Task to complete
Repeat the lines beginning at the one with "Output the text content of this document." and running to the end of the material, keeping the first and last of them, exactly as they appear.

Source data

[Start]

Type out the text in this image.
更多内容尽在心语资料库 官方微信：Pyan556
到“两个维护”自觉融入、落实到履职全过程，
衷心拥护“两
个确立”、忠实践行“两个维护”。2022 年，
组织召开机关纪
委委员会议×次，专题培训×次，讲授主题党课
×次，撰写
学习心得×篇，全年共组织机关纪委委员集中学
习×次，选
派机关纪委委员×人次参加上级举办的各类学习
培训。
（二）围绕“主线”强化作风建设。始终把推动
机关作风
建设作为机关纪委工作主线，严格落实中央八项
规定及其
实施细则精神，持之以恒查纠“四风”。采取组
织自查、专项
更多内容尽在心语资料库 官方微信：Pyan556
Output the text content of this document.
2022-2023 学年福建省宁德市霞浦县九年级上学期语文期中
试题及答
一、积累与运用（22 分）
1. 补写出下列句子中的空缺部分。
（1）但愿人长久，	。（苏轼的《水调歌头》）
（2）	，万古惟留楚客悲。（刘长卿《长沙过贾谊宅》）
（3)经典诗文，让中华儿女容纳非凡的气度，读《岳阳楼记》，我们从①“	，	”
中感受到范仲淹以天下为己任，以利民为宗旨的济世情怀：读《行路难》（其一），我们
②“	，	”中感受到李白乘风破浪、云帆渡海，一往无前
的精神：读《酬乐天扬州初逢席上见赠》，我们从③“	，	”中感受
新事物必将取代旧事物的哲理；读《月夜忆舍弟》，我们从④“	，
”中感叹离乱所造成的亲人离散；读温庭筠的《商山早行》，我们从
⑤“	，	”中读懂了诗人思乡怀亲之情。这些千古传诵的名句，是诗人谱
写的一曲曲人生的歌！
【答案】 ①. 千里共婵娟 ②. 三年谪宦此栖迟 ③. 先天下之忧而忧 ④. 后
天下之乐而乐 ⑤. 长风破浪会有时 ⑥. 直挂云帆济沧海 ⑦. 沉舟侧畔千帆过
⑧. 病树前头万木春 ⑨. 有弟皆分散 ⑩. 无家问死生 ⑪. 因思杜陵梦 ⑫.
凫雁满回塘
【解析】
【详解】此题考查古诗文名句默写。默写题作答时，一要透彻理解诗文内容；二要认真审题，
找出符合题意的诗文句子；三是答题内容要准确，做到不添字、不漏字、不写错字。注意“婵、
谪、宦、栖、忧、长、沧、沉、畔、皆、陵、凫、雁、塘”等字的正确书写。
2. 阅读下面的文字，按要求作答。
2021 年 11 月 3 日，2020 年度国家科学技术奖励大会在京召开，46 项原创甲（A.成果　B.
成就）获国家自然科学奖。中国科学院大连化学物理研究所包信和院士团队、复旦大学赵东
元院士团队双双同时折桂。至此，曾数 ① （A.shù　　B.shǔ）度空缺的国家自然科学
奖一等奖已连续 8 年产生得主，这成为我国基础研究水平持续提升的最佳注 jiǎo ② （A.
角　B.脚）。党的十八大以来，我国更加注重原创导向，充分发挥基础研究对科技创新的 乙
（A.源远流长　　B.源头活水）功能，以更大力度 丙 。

[End]

Full answer
Output the text content of this document.
2022-2023 学年福建省宁德市霞浦县九年级上学期语文期中
试题及答
一、积累与运用（22 分）
1. 补写出下列句子中的空缺部分。
（1）但愿人长久，	。（苏轼的《水调歌头》）
（2）	，万古惟留楚客悲。（刘长卿《长沙过贾谊宅》）
（3)经典诗文，让中华儿女容纳非凡的气度，读《岳阳楼记》，我们从①“	，	”
中感受到范仲淹以天下为己任，以利民为宗旨的济世情怀：读《行路难》（其一），我们
②“	，	”中感受到李白乘风破浪、云帆渡海，一往无前
的精神：读《酬乐天扬州初逢席上见赠》，我们从③“	，	”中感受
新事物必将取代旧事物的哲理；读《月夜忆舍弟》，我们从④“	，
”中感叹离乱所造成的亲人离散；读温庭筠的《商山早行》，我们从
⑤“	，	”中读懂了诗人思乡怀亲之情。这些千古传诵的名句，是诗人谱
写的一曲曲人生的歌！
【答案】 ①. 千里共婵娟 ②. 三年谪宦此栖迟 ③. 先天下之忧而忧 ④. 后
天下之乐而乐 ⑤. 长风破浪会有时 ⑥. 直挂云帆济沧海 ⑦. 沉舟侧畔千帆过
⑧. 病树前头万木春 ⑨. 有弟皆分散 ⑩. 无家问死生 ⑪. 因思杜陵梦 ⑫.
凫雁满回塘
【解析】
【详解】此题考查古诗文名句默写。默写题作答时，一要透彻理解诗文内容；二要认真审题，
找出符合题意的诗文句子；三是答题内容要准确，做到不添字、不漏字、不写错字。注意“婵、
谪、宦、栖、忧、长、沧、沉、畔、皆、陵、凫、雁、塘”等字的正确书写。
2. 阅读下面的文字，按要求作答。
2021 年 11 月 3 日，2020 年度国家科学技术奖励大会在京召开，46 项原创甲（A.成果　B.
成就）获国家自然科学奖。中国科学院大连化学物理研究所包信和院士团队、复旦大学赵东
元院士团队双双同时折桂。至此，曾数 ① （A.shù　　B.shǔ）度空缺的国家自然科学
奖一等奖已连续 8 年产生得主，这成为我国基础研究水平持续提升的最佳注 jiǎo ② （A.
角　B.脚）。党的十八大以来，我国更加注重原创导向，充分发挥基础研究对科技创新的 乙
（A.源远流长　　B.源头活水）功能，以更大力度 丙 。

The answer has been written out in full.